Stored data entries
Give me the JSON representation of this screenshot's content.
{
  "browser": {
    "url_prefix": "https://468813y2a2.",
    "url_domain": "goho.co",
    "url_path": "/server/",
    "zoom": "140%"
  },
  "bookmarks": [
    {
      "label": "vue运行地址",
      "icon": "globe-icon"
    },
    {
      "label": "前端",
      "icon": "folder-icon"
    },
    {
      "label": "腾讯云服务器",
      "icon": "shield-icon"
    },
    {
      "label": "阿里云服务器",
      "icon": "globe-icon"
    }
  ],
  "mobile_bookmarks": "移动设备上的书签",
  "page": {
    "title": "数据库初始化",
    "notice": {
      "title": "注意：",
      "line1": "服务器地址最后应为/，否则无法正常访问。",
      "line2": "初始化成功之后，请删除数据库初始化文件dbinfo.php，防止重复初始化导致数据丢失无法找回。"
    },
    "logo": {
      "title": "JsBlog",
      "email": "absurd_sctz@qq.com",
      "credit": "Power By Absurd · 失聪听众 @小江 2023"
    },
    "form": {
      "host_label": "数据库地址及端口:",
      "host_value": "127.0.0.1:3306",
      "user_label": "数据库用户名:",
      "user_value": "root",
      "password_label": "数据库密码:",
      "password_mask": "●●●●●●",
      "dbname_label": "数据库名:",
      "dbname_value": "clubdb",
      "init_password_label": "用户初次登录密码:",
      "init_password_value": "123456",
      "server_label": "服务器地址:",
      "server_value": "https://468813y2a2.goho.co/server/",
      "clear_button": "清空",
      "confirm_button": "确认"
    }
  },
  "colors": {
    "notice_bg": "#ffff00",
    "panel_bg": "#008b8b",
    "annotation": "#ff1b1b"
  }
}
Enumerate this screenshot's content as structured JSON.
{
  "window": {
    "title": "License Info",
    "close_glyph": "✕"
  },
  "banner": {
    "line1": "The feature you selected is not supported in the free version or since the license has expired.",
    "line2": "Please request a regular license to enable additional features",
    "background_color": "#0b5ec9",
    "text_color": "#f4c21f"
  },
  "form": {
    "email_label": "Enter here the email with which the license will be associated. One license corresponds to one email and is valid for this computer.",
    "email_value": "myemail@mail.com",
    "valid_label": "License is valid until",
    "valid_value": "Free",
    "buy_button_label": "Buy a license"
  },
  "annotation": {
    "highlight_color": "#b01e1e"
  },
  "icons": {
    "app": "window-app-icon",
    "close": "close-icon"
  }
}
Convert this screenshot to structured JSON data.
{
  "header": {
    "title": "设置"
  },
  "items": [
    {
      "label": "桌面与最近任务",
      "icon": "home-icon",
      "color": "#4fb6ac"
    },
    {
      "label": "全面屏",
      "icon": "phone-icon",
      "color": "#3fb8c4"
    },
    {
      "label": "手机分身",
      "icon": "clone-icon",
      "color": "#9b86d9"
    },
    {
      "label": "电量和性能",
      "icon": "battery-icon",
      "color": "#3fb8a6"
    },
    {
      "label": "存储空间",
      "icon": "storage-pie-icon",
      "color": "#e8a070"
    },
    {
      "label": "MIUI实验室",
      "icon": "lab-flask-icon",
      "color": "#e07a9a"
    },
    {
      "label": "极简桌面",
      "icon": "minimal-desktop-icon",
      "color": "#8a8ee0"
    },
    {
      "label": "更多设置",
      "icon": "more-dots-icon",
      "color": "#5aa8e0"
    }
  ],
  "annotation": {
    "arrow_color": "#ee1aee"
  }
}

==

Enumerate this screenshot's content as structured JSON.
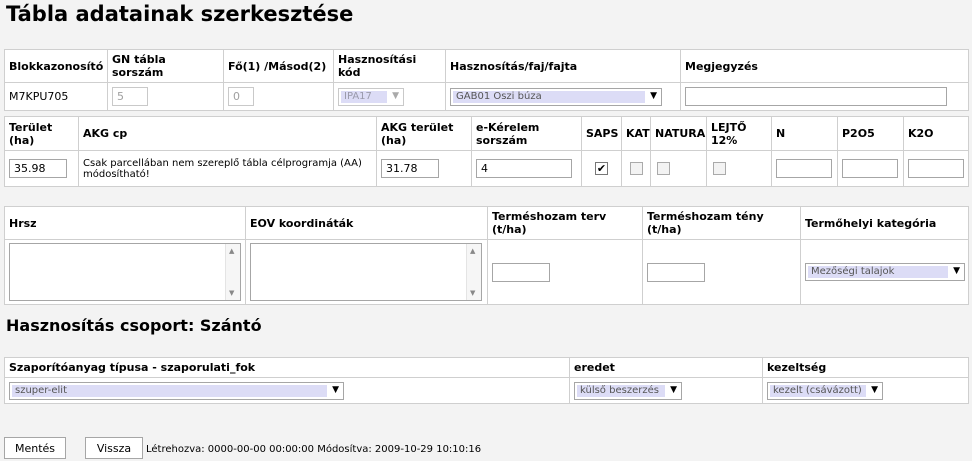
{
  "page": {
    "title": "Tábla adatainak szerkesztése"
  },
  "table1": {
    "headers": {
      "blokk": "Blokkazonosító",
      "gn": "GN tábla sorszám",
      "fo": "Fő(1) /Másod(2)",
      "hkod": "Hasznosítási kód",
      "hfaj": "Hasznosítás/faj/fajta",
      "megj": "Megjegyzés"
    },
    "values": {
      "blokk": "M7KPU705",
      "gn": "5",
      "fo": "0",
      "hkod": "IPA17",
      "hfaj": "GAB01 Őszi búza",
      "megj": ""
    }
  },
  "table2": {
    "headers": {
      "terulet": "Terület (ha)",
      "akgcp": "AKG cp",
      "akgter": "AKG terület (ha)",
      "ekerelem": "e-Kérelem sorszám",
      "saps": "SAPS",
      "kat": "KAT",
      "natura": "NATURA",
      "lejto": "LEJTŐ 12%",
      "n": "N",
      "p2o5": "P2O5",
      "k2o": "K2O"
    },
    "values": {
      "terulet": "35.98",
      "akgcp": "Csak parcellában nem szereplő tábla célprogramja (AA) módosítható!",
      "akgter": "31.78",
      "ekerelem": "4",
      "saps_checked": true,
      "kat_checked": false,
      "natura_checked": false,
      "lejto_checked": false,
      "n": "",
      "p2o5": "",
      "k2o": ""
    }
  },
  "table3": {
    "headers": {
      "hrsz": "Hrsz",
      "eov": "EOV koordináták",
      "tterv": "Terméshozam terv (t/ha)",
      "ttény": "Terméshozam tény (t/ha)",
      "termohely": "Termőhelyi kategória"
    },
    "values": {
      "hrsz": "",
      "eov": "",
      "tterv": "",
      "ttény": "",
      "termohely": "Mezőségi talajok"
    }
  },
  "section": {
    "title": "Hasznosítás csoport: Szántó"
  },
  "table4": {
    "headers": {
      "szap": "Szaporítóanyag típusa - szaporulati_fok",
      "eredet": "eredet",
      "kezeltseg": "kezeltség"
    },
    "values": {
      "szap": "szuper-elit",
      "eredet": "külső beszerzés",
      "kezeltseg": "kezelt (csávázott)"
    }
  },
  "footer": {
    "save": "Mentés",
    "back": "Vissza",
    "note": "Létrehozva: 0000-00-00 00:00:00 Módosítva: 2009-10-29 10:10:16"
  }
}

...

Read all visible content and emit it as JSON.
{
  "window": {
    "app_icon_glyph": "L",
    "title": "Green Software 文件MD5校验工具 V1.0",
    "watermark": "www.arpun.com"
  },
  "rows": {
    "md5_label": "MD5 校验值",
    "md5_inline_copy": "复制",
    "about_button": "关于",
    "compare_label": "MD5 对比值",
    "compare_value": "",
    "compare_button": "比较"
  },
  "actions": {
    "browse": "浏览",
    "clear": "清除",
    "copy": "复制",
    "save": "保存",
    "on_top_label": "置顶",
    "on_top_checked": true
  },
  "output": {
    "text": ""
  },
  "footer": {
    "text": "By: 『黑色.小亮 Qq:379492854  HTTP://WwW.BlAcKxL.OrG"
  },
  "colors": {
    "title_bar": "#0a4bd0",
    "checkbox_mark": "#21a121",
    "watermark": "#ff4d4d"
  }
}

● **Exercise**:
From the entries above, collect every line with the string "ekerelem" in it.

● **Exercise solution**:
      "ekerelem": "e-Kérelem sorszám",
      "ekerelem": "4",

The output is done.